* begin Task input *

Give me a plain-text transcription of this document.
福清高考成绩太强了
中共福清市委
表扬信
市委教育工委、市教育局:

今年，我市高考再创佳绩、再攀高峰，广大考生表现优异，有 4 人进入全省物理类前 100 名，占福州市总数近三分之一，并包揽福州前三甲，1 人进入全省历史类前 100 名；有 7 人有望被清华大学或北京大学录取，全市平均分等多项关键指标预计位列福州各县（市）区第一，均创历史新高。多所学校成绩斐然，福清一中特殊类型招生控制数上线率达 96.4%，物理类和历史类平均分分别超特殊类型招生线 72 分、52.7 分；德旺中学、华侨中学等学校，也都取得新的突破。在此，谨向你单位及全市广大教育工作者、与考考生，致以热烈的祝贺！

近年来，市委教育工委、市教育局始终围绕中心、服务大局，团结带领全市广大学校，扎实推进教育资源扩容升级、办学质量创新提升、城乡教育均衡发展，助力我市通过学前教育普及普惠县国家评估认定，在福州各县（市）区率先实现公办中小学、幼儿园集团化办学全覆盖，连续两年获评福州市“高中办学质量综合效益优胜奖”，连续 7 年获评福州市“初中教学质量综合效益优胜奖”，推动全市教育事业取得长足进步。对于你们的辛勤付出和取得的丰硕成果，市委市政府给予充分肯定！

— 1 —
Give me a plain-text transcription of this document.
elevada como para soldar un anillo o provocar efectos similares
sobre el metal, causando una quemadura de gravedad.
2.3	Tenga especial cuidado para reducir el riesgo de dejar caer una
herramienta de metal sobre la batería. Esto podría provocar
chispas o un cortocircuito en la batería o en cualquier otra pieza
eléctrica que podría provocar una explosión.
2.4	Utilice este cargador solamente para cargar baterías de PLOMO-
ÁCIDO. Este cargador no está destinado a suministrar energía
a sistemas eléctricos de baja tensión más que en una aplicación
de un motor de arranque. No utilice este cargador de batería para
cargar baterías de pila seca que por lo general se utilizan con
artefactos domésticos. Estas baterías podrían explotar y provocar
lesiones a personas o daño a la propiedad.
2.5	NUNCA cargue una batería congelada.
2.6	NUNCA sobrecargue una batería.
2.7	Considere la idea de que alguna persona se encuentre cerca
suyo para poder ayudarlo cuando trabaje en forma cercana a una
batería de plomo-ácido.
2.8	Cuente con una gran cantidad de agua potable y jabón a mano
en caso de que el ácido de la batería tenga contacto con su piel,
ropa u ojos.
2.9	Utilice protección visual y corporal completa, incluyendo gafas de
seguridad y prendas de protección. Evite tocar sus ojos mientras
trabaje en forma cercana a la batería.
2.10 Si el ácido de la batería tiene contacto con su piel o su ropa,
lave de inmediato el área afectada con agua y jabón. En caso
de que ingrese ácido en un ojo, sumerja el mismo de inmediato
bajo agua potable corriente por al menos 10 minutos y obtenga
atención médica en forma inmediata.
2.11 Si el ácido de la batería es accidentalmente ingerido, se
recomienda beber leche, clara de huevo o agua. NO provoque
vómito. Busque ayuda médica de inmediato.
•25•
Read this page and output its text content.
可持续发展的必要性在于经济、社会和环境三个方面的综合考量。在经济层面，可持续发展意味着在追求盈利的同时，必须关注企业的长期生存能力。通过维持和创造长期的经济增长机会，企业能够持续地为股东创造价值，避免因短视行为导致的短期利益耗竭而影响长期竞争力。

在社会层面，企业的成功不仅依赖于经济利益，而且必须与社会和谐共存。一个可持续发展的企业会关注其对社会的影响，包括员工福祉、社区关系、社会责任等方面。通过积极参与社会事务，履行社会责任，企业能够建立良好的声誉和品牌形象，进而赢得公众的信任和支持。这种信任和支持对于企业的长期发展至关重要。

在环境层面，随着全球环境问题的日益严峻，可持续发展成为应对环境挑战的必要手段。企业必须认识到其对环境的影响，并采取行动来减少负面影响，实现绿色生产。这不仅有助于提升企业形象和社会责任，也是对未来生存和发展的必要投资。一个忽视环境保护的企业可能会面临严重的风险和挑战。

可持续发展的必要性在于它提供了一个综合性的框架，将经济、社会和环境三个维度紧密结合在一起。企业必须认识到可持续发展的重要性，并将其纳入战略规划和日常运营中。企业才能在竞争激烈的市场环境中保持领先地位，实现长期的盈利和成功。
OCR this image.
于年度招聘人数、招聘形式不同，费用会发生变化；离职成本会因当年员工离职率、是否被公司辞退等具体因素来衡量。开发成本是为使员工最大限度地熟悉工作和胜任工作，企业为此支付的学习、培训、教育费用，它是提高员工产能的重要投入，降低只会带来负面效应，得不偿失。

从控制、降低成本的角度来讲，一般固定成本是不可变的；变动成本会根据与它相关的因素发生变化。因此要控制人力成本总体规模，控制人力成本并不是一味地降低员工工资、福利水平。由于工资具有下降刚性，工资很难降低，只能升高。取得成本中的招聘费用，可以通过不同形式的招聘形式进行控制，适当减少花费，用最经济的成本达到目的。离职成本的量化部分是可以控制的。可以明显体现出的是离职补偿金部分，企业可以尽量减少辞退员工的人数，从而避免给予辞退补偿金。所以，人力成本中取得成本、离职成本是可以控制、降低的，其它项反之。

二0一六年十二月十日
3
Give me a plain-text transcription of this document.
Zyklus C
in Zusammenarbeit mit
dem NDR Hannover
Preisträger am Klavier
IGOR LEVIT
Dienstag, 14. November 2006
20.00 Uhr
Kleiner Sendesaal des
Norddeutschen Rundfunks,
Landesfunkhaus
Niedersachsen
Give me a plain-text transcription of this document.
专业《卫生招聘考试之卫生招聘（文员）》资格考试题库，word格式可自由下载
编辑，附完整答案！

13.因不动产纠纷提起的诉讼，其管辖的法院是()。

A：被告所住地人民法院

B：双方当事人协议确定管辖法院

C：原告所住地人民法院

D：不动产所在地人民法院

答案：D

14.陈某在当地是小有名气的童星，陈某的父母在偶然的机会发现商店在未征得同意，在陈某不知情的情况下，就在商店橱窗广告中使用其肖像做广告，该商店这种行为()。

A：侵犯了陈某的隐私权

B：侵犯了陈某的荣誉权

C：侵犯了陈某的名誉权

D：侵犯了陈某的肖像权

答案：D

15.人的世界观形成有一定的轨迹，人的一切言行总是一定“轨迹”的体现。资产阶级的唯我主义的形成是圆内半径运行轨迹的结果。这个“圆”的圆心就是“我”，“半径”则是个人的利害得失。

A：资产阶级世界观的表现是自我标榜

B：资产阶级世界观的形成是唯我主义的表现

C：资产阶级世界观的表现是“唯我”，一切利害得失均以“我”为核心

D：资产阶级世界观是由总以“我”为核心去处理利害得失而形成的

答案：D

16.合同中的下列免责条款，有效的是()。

* end Task input *

◆ Your instructions:
Print again each line of the listing above, exactly as it appears.

◆ Response:
Give me a plain-text transcription of this document.
福清高考成绩太强了
中共福清市委
表扬信
市委教育工委、市教育局:

今年，我市高考再创佳绩、再攀高峰，广大考生表现优异，有 4 人进入全省物理类前 100 名，占福州市总数近三分之一，并包揽福州前三甲，1 人进入全省历史类前 100 名；有 7 人有望被清华大学或北京大学录取，全市平均分等多项关键指标预计位列福州各县（市）区第一，均创历史新高。多所学校成绩斐然，福清一中特殊类型招生控制数上线率达 96.4%，物理类和历史类平均分分别超特殊类型招生线 72 分、52.7 分；德旺中学、华侨中学等学校，也都取得新的突破。在此，谨向你单位及全市广大教育工作者、与考考生，致以热烈的祝贺！

近年来，市委教育工委、市教育局始终围绕中心、服务大局，团结带领全市广大学校，扎实推进教育资源扩容升级、办学质量创新提升、城乡教育均衡发展，助力我市通过学前教育普及普惠县国家评估认定，在福州各县（市）区率先实现公办中小学、幼儿园集团化办学全覆盖，连续两年获评福州市“高中办学质量综合效益优胜奖”，连续 7 年获评福州市“初中教学质量综合效益优胜奖”，推动全市教育事业取得长足进步。对于你们的辛勤付出和取得的丰硕成果，市委市政府给予充分肯定！

— 1 —
Give me a plain-text transcription of this document.
elevada como para soldar un anillo o provocar efectos similares
sobre el metal, causando una quemadura de gravedad.
2.3	Tenga especial cuidado para reducir el riesgo de dejar caer una
herramienta de metal sobre la batería. Esto podría provocar
chispas o un cortocircuito en la batería o en cualquier otra pieza
eléctrica que podría provocar una explosión.
2.4	Utilice este cargador solamente para cargar baterías de PLOMO-
ÁCIDO. Este cargador no está destinado a suministrar energía
a sistemas eléctricos de baja tensión más que en una aplicación
de un motor de arranque. No utilice este cargador de batería para
cargar baterías de pila seca que por lo general se utilizan con
artefactos domésticos. Estas baterías podrían explotar y provocar
lesiones a personas o daño a la propiedad.
2.5	NUNCA cargue una batería congelada.
2.6	NUNCA sobrecargue una batería.
2.7	Considere la idea de que alguna persona se encuentre cerca
suyo para poder ayudarlo cuando trabaje en forma cercana a una
batería de plomo-ácido.
2.8	Cuente con una gran cantidad de agua potable y jabón a mano
en caso de que el ácido de la batería tenga contacto con su piel,
ropa u ojos.
2.9	Utilice protección visual y corporal completa, incluyendo gafas de
seguridad y prendas de protección. Evite tocar sus ojos mientras
trabaje en forma cercana a la batería.
2.10 Si el ácido de la batería tiene contacto con su piel o su ropa,
lave de inmediato el área afectada con agua y jabón. En caso
de que ingrese ácido en un ojo, sumerja el mismo de inmediato
bajo agua potable corriente por al menos 10 minutos y obtenga
atención médica en forma inmediata.
2.11 Si el ácido de la batería es accidentalmente ingerido, se
recomienda beber leche, clara de huevo o agua. NO provoque
vómito. Busque ayuda médica de inmediato.
•25•
Read this page and output its text content.
可持续发展的必要性在于经济、社会和环境三个方面的综合考量。在经济层面，可持续发展意味着在追求盈利的同时，必须关注企业的长期生存能力。通过维持和创造长期的经济增长机会，企业能够持续地为股东创造价值，避免因短视行为导致的短期利益耗竭而影响长期竞争力。

在社会层面，企业的成功不仅依赖于经济利益，而且必须与社会和谐共存。一个可持续发展的企业会关注其对社会的影响，包括员工福祉、社区关系、社会责任等方面。通过积极参与社会事务，履行社会责任，企业能够建立良好的声誉和品牌形象，进而赢得公众的信任和支持。这种信任和支持对于企业的长期发展至关重要。

在环境层面，随着全球环境问题的日益严峻，可持续发展成为应对环境挑战的必要手段。企业必须认识到其对环境的影响，并采取行动来减少负面影响，实现绿色生产。这不仅有助于提升企业形象和社会责任，也是对未来生存和发展的必要投资。一个忽视环境保护的企业可能会面临严重的风险和挑战。

可持续发展的必要性在于它提供了一个综合性的框架，将经济、社会和环境三个维度紧密结合在一起。企业必须认识到可持续发展的重要性，并将其纳入战略规划和日常运营中。企业才能在竞争激烈的市场环境中保持领先地位，实现长期的盈利和成功。
OCR this image.
于年度招聘人数、招聘形式不同，费用会发生变化；离职成本会因当年员工离职率、是否被公司辞退等具体因素来衡量。开发成本是为使员工最大限度地熟悉工作和胜任工作，企业为此支付的学习、培训、教育费用，它是提高员工产能的重要投入，降低只会带来负面效应，得不偿失。

从控制、降低成本的角度来讲，一般固定成本是不可变的；变动成本会根据与它相关的因素发生变化。因此要控制人力成本总体规模，控制人力成本并不是一味地降低员工工资、福利水平。由于工资具有下降刚性，工资很难降低，只能升高。取得成本中的招聘费用，可以通过不同形式的招聘形式进行控制，适当减少花费，用最经济的成本达到目的。离职成本的量化部分是可以控制的。可以明显体现出的是离职补偿金部分，企业可以尽量减少辞退员工的人数，从而避免给予辞退补偿金。所以，人力成本中取得成本、离职成本是可以控制、降低的，其它项反之。

二0一六年十二月十日
3
Give me a plain-text transcription of this document.
Zyklus C
in Zusammenarbeit mit
dem NDR Hannover
Preisträger am Klavier
IGOR LEVIT
Dienstag, 14. November 2006
20.00 Uhr
Kleiner Sendesaal des
Norddeutschen Rundfunks,
Landesfunkhaus
Niedersachsen
Give me a plain-text transcription of this document.
专业《卫生招聘考试之卫生招聘（文员）》资格考试题库，word格式可自由下载
编辑，附完整答案！

13.因不动产纠纷提起的诉讼，其管辖的法院是()。

A：被告所住地人民法院

B：双方当事人协议确定管辖法院

C：原告所住地人民法院

D：不动产所在地人民法院

答案：D

14.陈某在当地是小有名气的童星，陈某的父母在偶然的机会发现商店在未征得同意，在陈某不知情的情况下，就在商店橱窗广告中使用其肖像做广告，该商店这种行为()。

A：侵犯了陈某的隐私权

B：侵犯了陈某的荣誉权

C：侵犯了陈某的名誉权

D：侵犯了陈某的肖像权

答案：D

15.人的世界观形成有一定的轨迹，人的一切言行总是一定“轨迹”的体现。资产阶级的唯我主义的形成是圆内半径运行轨迹的结果。这个“圆”的圆心就是“我”，“半径”则是个人的利害得失。

A：资产阶级世界观的表现是自我标榜

B：资产阶级世界观的形成是唯我主义的表现

C：资产阶级世界观的表现是“唯我”，一切利害得失均以“我”为核心

D：资产阶级世界观是由总以“我”为核心去处理利害得失而形成的

答案：D

16.合同中的下列免责条款，有效的是()。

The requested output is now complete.